Dataset listings of figures:
+ + + + + + +
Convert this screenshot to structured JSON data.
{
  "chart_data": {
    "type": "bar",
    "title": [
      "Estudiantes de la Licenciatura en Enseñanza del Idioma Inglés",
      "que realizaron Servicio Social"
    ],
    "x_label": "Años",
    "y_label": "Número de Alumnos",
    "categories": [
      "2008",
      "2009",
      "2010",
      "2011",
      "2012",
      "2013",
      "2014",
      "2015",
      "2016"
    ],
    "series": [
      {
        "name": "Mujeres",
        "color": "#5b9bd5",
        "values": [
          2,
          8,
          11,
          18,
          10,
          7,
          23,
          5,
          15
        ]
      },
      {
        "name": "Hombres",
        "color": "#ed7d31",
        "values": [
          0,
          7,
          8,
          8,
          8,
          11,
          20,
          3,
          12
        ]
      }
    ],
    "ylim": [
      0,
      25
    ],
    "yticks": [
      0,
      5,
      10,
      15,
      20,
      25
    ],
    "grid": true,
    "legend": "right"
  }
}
+ + + + + + +
■ **Directions**:
Go through the listing and copy all of it exactly.

■ **Result for this exercise**:
Convert this screenshot to structured JSON data.
{
  "chart_data": {
    "type": "bar",
    "title": [
      "Estudiantes de la Licenciatura en Enseñanza del Idioma Inglés",
      "que realizaron Servicio Social"
    ],
    "x_label": "Años",
    "y_label": "Número de Alumnos",
    "categories": [
      "2008",
      "2009",
      "2010",
      "2011",
      "2012",
      "2013",
      "2014",
      "2015",
      "2016"
    ],
    "series": [
      {
        "name": "Mujeres",
        "color": "#5b9bd5",
        "values": [
          2,
          8,
          11,
          18,
          10,
          7,
          23,
          5,
          15
        ]
      },
      {
        "name": "Hombres",
        "color": "#ed7d31",
        "values": [
          0,
          7,
          8,
          8,
          8,
          11,
          20,
          3,
          12
        ]
      }
    ],
    "ylim": [
      0,
      25
    ],
    "yticks": [
      0,
      5,
      10,
      15,
      20,
      25
    ],
    "grid": true,
    "legend": "right"
  }
}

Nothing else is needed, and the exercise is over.